■ **The data**:
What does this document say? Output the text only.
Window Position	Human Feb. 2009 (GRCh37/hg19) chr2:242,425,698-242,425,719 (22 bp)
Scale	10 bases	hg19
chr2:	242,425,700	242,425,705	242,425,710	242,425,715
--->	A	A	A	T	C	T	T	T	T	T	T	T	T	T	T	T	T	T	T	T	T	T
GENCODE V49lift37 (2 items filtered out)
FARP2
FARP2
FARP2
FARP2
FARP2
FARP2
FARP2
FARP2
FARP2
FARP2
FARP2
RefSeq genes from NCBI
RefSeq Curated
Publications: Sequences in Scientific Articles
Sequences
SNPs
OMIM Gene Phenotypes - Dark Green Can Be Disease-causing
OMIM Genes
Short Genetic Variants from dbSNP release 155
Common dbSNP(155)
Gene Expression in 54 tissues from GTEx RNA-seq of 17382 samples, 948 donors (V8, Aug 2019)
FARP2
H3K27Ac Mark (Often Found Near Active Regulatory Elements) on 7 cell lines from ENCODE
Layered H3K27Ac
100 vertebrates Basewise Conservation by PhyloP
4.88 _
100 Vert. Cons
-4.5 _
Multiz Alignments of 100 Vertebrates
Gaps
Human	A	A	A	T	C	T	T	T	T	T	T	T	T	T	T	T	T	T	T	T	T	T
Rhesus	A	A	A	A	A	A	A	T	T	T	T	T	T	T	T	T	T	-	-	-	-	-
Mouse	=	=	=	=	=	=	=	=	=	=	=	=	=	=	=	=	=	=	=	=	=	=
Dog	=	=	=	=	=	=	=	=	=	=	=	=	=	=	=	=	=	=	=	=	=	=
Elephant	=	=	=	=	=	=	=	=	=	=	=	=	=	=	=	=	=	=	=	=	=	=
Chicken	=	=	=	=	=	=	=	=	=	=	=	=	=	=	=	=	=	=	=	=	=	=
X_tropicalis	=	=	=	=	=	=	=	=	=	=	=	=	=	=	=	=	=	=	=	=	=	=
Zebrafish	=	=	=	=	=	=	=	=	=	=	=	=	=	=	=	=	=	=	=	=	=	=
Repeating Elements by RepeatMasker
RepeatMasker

■ **Exercise description**: Could you set down every record exactly as given?

■ **Exercise solution**:
What does this document say? Output the text only.
Window Position	Human Feb. 2009 (GRCh37/hg19) chr2:242,425,698-242,425,719 (22 bp)
Scale	10 bases	hg19
chr2:	242,425,700	242,425,705	242,425,710	242,425,715
--->	A	A	A	T	C	T	T	T	T	T	T	T	T	T	T	T	T	T	T	T	T	T
GENCODE V49lift37 (2 items filtered out)
FARP2
FARP2
FARP2
FARP2
FARP2
FARP2
FARP2
FARP2
FARP2
FARP2
FARP2
RefSeq genes from NCBI
RefSeq Curated
Publications: Sequences in Scientific Articles
Sequences
SNPs
OMIM Gene Phenotypes - Dark Green Can Be Disease-causing
OMIM Genes
Short Genetic Variants from dbSNP release 155
Common dbSNP(155)
Gene Expression in 54 tissues from GTEx RNA-seq of 17382 samples, 948 donors (V8, Aug 2019)
FARP2
H3K27Ac Mark (Often Found Near Active Regulatory Elements) on 7 cell lines from ENCODE
Layered H3K27Ac
100 vertebrates Basewise Conservation by PhyloP
4.88 _
100 Vert. Cons
-4.5 _
Multiz Alignments of 100 Vertebrates
Gaps
Human	A	A	A	T	C	T	T	T	T	T	T	T	T	T	T	T	T	T	T	T	T	T
Rhesus	A	A	A	A	A	A	A	T	T	T	T	T	T	T	T	T	T	-	-	-	-	-
Mouse	=	=	=	=	=	=	=	=	=	=	=	=	=	=	=	=	=	=	=	=	=	=
Dog	=	=	=	=	=	=	=	=	=	=	=	=	=	=	=	=	=	=	=	=	=	=
Elephant	=	=	=	=	=	=	=	=	=	=	=	=	=	=	=	=	=	=	=	=	=	=
Chicken	=	=	=	=	=	=	=	=	=	=	=	=	=	=	=	=	=	=	=	=	=	=
X_tropicalis	=	=	=	=	=	=	=	=	=	=	=	=	=	=	=	=	=	=	=	=	=	=
Zebrafish	=	=	=	=	=	=	=	=	=	=	=	=	=	=	=	=	=	=	=	=	=	=
Repeating Elements by RepeatMasker
RepeatMasker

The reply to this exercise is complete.